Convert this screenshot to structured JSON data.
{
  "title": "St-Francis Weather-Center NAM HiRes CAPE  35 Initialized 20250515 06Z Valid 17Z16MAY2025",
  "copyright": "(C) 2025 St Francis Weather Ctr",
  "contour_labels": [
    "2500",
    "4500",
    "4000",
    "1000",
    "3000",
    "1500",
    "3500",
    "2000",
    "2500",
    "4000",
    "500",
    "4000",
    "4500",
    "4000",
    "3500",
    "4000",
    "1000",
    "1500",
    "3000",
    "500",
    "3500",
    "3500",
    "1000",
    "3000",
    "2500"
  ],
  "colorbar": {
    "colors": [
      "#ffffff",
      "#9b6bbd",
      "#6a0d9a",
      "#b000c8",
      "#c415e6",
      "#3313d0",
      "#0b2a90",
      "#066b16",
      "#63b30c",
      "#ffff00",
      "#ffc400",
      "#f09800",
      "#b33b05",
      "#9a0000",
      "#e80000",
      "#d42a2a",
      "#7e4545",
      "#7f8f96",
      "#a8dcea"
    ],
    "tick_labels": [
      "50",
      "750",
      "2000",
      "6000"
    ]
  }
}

_ _ _ _ _

> TASK DETAILS:
Go back to the listing above and please repeat it exactly.

> ANSWER FOR THIS EXERCISE:
Convert this screenshot to structured JSON data.
{
  "title": "St-Francis Weather-Center NAM HiRes CAPE  35 Initialized 20250515 06Z Valid 17Z16MAY2025",
  "copyright": "(C) 2025 St Francis Weather Ctr",
  "contour_labels": [
    "2500",
    "4500",
    "4000",
    "1000",
    "3000",
    "1500",
    "3500",
    "2000",
    "2500",
    "4000",
    "500",
    "4000",
    "4500",
    "4000",
    "3500",
    "4000",
    "1000",
    "1500",
    "3000",
    "500",
    "3500",
    "3500",
    "1000",
    "3000",
    "2500"
  ],
  "colorbar": {
    "colors": [
      "#ffffff",
      "#9b6bbd",
      "#6a0d9a",
      "#b000c8",
      "#c415e6",
      "#3313d0",
      "#0b2a90",
      "#066b16",
      "#63b30c",
      "#ffff00",
      "#ffc400",
      "#f09800",
      "#b33b05",
      "#9a0000",
      "#e80000",
      "#d42a2a",
      "#7e4545",
      "#7f8f96",
      "#a8dcea"
    ],
    "tick_labels": [
      "50",
      "750",
      "2000",
      "6000"
    ]
  }
}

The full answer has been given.